**GIVEN PROBLEM:** Keep only the lines of the listing that include the word "Conrad", and copy them.

**Data excerpts:**
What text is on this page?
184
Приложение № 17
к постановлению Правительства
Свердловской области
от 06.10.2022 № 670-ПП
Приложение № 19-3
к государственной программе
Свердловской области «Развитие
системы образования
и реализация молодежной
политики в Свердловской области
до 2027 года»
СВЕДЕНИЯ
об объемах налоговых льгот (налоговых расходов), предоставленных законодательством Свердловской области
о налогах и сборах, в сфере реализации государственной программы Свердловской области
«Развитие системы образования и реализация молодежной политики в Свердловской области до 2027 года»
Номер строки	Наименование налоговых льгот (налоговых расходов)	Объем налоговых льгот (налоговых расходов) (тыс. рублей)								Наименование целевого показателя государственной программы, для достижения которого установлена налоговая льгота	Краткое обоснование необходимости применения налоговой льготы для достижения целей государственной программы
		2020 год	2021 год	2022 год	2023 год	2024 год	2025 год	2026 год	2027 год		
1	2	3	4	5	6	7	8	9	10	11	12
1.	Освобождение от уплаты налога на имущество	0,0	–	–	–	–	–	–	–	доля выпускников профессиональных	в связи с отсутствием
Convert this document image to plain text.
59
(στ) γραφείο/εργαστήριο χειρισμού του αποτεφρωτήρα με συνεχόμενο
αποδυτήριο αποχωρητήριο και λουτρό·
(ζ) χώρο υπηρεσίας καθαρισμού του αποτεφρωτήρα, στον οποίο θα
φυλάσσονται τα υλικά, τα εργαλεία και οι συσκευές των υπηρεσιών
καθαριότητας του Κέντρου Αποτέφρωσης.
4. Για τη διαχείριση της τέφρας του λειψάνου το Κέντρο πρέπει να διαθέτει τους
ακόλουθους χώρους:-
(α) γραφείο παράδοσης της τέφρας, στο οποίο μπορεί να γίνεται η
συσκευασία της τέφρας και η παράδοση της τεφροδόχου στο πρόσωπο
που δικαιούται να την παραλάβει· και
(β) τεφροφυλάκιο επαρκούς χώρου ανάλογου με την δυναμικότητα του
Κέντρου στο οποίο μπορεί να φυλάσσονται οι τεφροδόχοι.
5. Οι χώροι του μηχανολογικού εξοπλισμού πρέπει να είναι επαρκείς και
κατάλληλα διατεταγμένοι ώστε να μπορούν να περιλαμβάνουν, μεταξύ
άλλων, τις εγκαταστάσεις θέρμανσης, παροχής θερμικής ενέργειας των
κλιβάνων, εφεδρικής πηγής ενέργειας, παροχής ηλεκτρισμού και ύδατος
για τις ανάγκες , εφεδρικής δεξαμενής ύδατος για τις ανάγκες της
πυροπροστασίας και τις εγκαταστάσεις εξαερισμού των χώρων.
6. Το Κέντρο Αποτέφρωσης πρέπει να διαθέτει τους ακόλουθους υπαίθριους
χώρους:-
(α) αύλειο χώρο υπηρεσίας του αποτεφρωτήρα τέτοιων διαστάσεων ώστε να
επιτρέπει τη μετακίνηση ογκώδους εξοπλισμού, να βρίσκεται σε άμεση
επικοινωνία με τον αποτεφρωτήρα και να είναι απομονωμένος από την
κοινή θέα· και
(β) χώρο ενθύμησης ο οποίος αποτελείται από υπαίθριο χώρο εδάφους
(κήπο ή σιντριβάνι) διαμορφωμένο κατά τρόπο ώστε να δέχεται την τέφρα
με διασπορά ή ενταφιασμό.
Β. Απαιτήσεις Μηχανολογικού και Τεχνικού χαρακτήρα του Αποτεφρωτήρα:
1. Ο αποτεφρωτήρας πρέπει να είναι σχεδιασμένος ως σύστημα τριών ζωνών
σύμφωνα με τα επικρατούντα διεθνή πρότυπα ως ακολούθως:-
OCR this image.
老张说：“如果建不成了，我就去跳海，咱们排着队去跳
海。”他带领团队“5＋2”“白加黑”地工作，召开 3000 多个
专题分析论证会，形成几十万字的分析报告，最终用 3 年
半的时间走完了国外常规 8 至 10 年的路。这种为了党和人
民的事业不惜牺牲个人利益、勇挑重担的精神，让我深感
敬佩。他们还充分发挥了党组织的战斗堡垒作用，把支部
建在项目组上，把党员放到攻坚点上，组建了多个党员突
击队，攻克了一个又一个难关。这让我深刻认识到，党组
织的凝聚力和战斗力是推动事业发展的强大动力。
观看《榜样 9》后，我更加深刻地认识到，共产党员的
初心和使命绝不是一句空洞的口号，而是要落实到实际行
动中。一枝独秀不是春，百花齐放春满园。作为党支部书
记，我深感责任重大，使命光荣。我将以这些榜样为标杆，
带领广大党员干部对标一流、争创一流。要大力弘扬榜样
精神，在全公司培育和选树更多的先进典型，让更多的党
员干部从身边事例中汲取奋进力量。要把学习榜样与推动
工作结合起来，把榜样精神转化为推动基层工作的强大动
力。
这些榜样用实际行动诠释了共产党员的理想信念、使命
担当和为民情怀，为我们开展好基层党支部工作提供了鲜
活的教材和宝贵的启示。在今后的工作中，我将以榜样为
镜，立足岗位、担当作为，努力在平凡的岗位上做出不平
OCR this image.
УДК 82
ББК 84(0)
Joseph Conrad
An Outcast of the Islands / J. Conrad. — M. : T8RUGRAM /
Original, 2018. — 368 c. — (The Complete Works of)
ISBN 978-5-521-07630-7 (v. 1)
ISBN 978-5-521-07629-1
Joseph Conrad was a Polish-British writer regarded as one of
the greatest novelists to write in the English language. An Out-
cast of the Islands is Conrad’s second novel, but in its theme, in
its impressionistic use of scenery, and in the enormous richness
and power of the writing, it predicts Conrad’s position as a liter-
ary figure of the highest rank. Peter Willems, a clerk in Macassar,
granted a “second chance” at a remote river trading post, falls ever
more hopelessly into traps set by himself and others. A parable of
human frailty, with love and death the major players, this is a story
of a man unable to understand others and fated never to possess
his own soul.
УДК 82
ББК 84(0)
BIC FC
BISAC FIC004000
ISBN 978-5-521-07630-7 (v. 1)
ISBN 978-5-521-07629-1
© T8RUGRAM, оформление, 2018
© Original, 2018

**SOLVED EXERCISE:**
Joseph Conrad
An Outcast of the Islands / J. Conrad. — M. : T8RUGRAM /
Joseph Conrad was a Polish-British writer regarded as one of
cast of the Islands is Conrad’s second novel, but in its theme, in
and power of the writing, it predicts Conrad’s position as a liter-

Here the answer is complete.